• [Records excerpted from a collection]
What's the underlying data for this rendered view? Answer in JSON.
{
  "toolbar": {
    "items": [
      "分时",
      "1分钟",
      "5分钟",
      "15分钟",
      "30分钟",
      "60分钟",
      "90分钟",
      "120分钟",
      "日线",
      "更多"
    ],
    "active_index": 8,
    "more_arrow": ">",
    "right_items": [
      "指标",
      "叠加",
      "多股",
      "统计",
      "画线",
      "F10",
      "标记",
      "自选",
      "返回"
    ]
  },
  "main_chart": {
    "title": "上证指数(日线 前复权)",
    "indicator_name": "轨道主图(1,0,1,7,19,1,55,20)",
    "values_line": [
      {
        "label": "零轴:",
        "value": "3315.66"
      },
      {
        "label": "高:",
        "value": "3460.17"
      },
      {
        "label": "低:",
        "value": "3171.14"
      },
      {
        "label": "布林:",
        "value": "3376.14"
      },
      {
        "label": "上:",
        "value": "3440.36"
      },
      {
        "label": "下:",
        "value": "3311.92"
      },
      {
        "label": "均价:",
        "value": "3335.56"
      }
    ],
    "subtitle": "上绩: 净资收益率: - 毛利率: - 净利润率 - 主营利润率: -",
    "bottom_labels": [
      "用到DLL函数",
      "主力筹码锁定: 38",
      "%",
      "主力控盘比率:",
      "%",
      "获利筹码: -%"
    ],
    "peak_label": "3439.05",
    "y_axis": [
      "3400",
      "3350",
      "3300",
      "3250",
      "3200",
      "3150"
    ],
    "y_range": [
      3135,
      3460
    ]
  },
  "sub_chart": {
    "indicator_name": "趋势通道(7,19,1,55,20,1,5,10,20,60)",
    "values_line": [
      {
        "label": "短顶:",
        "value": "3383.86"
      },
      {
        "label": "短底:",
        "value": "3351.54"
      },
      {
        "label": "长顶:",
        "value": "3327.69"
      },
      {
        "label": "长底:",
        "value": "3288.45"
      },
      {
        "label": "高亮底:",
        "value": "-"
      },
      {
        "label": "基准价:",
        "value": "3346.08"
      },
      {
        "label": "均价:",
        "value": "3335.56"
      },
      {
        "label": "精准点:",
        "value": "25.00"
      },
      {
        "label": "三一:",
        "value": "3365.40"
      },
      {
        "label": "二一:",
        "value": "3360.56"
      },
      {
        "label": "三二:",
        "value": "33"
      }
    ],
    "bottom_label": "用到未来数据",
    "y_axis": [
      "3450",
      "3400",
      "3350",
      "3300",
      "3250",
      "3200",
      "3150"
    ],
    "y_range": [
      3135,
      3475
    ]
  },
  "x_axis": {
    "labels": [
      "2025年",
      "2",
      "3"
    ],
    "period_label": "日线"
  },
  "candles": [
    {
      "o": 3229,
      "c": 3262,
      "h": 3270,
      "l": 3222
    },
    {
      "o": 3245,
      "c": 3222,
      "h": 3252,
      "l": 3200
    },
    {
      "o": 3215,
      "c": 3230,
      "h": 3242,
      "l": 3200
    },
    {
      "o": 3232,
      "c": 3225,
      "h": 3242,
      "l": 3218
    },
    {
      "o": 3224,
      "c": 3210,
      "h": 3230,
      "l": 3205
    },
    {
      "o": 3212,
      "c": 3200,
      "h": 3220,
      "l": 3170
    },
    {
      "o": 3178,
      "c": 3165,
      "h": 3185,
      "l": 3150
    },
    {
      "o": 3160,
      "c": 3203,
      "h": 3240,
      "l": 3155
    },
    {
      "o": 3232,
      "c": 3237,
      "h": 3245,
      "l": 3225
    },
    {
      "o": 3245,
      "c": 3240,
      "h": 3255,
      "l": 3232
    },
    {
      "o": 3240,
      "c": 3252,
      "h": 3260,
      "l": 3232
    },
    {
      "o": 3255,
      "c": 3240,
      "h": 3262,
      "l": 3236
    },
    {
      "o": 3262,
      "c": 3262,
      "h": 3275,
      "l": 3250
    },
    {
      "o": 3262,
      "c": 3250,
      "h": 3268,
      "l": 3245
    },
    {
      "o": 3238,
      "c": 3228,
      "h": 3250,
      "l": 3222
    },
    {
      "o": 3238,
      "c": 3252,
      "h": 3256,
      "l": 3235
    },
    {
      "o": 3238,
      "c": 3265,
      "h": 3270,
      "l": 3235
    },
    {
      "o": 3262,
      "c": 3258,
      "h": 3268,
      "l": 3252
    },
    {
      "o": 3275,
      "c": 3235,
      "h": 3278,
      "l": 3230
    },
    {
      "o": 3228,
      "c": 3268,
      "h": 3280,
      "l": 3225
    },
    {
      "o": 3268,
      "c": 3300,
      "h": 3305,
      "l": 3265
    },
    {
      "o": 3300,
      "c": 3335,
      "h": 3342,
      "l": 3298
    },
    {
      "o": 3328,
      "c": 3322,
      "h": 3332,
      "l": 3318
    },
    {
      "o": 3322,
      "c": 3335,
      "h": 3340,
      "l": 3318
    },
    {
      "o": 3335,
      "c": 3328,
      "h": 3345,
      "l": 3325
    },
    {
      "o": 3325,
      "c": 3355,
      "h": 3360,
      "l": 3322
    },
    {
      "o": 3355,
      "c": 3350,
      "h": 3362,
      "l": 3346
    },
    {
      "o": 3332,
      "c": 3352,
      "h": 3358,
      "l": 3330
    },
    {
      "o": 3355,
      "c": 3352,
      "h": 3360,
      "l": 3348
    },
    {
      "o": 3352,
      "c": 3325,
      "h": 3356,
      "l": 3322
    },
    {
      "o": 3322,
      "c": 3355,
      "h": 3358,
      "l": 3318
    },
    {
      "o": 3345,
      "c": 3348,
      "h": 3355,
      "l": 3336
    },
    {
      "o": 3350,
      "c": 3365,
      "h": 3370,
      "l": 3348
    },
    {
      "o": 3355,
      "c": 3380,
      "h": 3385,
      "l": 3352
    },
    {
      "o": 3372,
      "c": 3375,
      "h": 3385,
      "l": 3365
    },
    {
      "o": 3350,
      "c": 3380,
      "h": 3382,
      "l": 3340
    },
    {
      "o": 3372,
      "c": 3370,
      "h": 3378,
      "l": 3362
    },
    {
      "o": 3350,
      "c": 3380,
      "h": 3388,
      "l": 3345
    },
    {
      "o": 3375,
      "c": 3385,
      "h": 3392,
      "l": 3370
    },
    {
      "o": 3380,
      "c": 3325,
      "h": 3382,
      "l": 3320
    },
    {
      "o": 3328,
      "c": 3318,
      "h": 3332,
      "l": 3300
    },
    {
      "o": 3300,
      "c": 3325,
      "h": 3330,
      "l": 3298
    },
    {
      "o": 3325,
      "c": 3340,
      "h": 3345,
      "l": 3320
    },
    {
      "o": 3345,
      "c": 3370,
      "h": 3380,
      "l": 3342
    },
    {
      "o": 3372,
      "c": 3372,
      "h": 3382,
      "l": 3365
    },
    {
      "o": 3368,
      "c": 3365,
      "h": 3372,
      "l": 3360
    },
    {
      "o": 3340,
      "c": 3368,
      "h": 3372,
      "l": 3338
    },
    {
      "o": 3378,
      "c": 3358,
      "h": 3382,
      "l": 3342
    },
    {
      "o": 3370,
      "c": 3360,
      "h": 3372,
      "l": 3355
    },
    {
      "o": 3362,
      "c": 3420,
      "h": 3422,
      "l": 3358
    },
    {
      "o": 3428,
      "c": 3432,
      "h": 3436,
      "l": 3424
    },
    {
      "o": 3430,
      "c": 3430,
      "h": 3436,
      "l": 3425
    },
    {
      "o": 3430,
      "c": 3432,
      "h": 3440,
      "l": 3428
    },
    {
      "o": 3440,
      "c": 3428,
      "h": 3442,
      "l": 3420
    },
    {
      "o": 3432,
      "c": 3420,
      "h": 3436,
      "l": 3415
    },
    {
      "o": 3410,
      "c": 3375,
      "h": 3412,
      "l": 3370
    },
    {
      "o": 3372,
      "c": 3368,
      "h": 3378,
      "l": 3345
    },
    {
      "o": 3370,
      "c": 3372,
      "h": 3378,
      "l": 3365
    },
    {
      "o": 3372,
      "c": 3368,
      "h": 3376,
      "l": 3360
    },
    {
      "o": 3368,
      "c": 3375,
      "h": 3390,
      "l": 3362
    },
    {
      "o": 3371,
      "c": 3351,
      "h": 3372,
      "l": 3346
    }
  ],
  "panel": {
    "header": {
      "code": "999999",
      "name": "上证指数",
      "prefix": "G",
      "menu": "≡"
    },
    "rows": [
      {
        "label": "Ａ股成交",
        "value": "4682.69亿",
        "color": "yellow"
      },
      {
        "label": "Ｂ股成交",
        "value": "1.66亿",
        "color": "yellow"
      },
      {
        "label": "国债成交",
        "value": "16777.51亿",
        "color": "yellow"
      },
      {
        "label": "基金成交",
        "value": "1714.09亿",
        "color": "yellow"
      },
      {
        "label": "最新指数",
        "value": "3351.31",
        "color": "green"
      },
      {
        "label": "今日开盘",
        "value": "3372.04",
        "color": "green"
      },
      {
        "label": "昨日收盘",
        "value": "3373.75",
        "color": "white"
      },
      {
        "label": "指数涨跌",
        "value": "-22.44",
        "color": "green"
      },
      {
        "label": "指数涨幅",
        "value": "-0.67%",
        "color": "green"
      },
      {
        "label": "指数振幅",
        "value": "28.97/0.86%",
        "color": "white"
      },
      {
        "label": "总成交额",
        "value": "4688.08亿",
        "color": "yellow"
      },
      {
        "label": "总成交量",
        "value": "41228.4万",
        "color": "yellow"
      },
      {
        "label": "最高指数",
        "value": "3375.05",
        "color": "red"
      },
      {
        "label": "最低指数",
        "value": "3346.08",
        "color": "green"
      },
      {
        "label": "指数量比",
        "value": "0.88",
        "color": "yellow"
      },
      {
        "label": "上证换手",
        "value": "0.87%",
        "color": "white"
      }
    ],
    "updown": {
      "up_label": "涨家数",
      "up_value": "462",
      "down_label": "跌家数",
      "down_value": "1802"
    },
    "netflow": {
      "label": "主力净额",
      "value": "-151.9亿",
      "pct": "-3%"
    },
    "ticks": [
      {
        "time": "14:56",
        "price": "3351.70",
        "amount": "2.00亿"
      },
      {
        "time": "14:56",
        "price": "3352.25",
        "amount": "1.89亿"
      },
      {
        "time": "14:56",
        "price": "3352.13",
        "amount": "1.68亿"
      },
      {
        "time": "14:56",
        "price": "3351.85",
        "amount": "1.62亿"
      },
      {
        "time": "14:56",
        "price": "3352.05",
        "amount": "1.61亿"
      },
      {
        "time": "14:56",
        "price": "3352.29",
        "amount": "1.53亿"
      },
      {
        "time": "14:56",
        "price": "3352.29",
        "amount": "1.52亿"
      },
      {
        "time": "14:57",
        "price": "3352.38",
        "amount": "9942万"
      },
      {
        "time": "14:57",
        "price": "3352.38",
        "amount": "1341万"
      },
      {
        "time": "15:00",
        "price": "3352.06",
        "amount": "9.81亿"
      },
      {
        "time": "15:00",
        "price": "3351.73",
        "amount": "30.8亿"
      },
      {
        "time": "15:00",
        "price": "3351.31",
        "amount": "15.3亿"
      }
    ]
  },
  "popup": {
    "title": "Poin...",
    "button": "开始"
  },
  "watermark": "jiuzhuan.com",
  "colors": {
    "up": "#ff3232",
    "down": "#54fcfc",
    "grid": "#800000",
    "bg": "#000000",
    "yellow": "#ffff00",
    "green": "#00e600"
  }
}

• [Goal] Determine how many lines include the word "amount" and report that number by itself.

• [Task solution] 12